[Start DATASET RECORDS]

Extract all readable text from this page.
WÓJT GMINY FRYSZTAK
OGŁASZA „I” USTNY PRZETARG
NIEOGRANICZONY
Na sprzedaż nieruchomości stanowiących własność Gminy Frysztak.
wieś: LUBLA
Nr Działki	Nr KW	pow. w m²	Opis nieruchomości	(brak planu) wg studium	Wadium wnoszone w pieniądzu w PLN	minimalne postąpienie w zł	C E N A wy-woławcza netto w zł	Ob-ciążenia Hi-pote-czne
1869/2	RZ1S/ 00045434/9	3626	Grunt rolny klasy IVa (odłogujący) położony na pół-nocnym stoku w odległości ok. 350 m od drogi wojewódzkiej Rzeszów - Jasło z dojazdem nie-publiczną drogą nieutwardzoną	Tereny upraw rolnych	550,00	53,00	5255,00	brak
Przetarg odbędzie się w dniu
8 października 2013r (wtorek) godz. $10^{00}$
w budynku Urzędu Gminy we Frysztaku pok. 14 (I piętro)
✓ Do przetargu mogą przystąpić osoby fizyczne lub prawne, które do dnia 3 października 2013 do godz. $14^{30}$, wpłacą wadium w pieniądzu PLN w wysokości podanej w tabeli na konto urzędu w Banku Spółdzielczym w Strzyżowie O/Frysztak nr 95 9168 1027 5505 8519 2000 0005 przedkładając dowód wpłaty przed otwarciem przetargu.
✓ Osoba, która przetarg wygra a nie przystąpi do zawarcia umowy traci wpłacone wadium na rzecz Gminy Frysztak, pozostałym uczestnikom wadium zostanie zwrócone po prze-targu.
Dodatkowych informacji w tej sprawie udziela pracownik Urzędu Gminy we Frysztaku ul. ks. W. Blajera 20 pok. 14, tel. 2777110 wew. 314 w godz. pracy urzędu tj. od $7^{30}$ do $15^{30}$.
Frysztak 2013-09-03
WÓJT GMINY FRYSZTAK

[End DATASET RECORDS]

GIVEN TASK →
Copy out the whole listing, exactly as written.

EXERCISE OUTPUT →
Extract all readable text from this page.
WÓJT GMINY FRYSZTAK
OGŁASZA „I” USTNY PRZETARG
NIEOGRANICZONY
Na sprzedaż nieruchomości stanowiących własność Gminy Frysztak.
wieś: LUBLA
Nr Działki	Nr KW	pow. w m²	Opis nieruchomości	(brak planu) wg studium	Wadium wnoszone w pieniądzu w PLN	minimalne postąpienie w zł	C E N A wy-woławcza netto w zł	Ob-ciążenia Hi-pote-czne
1869/2	RZ1S/ 00045434/9	3626	Grunt rolny klasy IVa (odłogujący) położony na pół-nocnym stoku w odległości ok. 350 m od drogi wojewódzkiej Rzeszów - Jasło z dojazdem nie-publiczną drogą nieutwardzoną	Tereny upraw rolnych	550,00	53,00	5255,00	brak
Przetarg odbędzie się w dniu
8 października 2013r (wtorek) godz. $10^{00}$
w budynku Urzędu Gminy we Frysztaku pok. 14 (I piętro)
✓ Do przetargu mogą przystąpić osoby fizyczne lub prawne, które do dnia 3 października 2013 do godz. $14^{30}$, wpłacą wadium w pieniądzu PLN w wysokości podanej w tabeli na konto urzędu w Banku Spółdzielczym w Strzyżowie O/Frysztak nr 95 9168 1027 5505 8519 2000 0005 przedkładając dowód wpłaty przed otwarciem przetargu.
✓ Osoba, która przetarg wygra a nie przystąpi do zawarcia umowy traci wpłacone wadium na rzecz Gminy Frysztak, pozostałym uczestnikom wadium zostanie zwrócone po prze-targu.
Dodatkowych informacji w tej sprawie udziela pracownik Urzędu Gminy we Frysztaku ul. ks. W. Blajera 20 pok. 14, tel. 2777110 wew. 314 w godz. pracy urzędu tj. od $7^{30}$ do $15^{30}$.
Frysztak 2013-09-03
WÓJT GMINY FRYSZTAK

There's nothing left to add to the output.